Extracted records
___

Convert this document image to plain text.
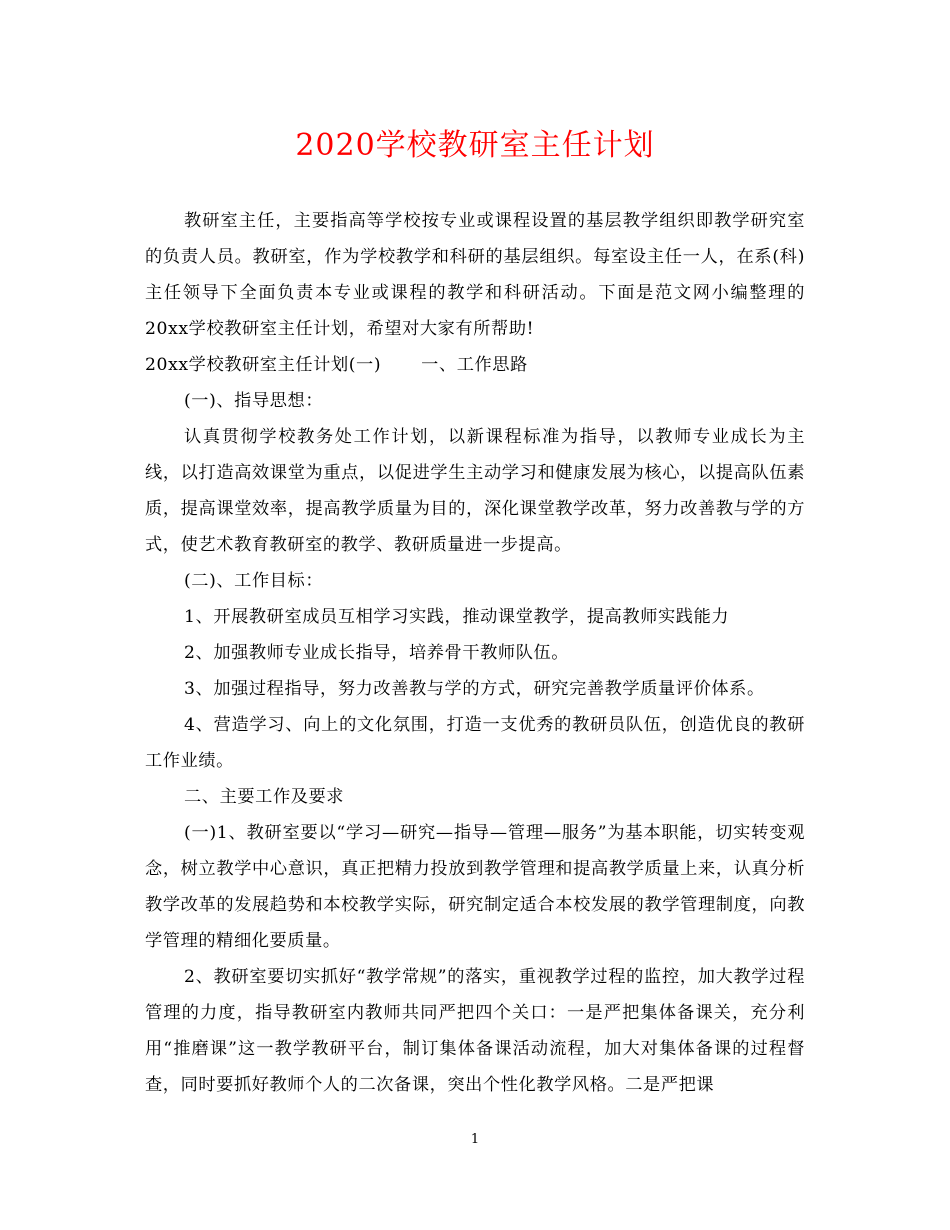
2020学校教研室主任计划

教研室主任，主要指高等学校按专业或课程设置的基层教学组织即教学研究室的负责人员。教研室，作为学校教学和科研的基层组织。每室设主任一人，在系(科)主任领导下全面负责本专业或课程的教学和科研活动。下面是范文网小编整理的20xx学校教研室主任计划，希望对大家有所帮助!

20xx学校教研室主任计划(一) 一、工作思路

(一)、指导思想：

认真贯彻学校教务处工作计划，以新课程标准为指导，以教师专业成长为主线，以打造高效课堂为重点，以促进学生主动学习和健康发展为核心，以提高队伍素质，提高课堂效率，提高教学质量为目的，深化课堂教学改革，努力改善教与学的方式，使艺术教育教研室的教学、教研质量进一步提高。

(二)、工作目标：

1、开展教研室成员互相学习实践，推动课堂教学，提高教师实践能力

2、加强教师专业成长指导，培养骨干教师队伍。

3、加强过程指导，努力改善教与学的方式，研究完善教学质量评价体系。

4、营造学习、向上的文化氛围，打造一支优秀的教研员队伍，创造优良的教研工作业绩。

二、主要工作及要求

(一)1、教研室要以“学习—研究—指导—管理—服务”为基本职能，切实转变观念，树立教学中心意识，真正把精力投放到教学管理和提高教学质量上来，认真分析教学改革的发展趋势和本校教学实际，研究制定适合本校发展的教学管理制度，向教学管理的精细化要质量。

2、教研室要切实抓好“教学常规”的落实，重视教学过程的监控，加大教学过程管理的力度，指导教研室内教师共同严把四个关口：一是严把集体备课关，充分利用“推磨课”这一教学教研平台，制订集体备课活动流程，加大对集体备课的过程督查，同时要抓好教师个人的二次备课，突出个性化教学风格。二是严把课

1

___

▸ WRITTEN INSTRUCTION:
Leave the pictures out and reproduce all of the records exactly.

▸ SOLUTION FOR THIS EXERCISE:
Convert this document image to plain text.
2020学校教研室主任计划

教研室主任，主要指高等学校按专业或课程设置的基层教学组织即教学研究室的负责人员。教研室，作为学校教学和科研的基层组织。每室设主任一人，在系(科)主任领导下全面负责本专业或课程的教学和科研活动。下面是范文网小编整理的20xx学校教研室主任计划，希望对大家有所帮助!

20xx学校教研室主任计划(一) 一、工作思路

(一)、指导思想：

认真贯彻学校教务处工作计划，以新课程标准为指导，以教师专业成长为主线，以打造高效课堂为重点，以促进学生主动学习和健康发展为核心，以提高队伍素质，提高课堂效率，提高教学质量为目的，深化课堂教学改革，努力改善教与学的方式，使艺术教育教研室的教学、教研质量进一步提高。

(二)、工作目标：

1、开展教研室成员互相学习实践，推动课堂教学，提高教师实践能力

2、加强教师专业成长指导，培养骨干教师队伍。

3、加强过程指导，努力改善教与学的方式，研究完善教学质量评价体系。

4、营造学习、向上的文化氛围，打造一支优秀的教研员队伍，创造优良的教研工作业绩。

二、主要工作及要求

(一)1、教研室要以“学习—研究—指导—管理—服务”为基本职能，切实转变观念，树立教学中心意识，真正把精力投放到教学管理和提高教学质量上来，认真分析教学改革的发展趋势和本校教学实际，研究制定适合本校发展的教学管理制度，向教学管理的精细化要质量。

2、教研室要切实抓好“教学常规”的落实，重视教学过程的监控，加大教学过程管理的力度，指导教研室内教师共同严把四个关口：一是严把集体备课关，充分利用“推磨课”这一教学教研平台，制订集体备课活动流程，加大对集体备课的过程督查，同时要抓好教师个人的二次备课，突出个性化教学风格。二是严把课

1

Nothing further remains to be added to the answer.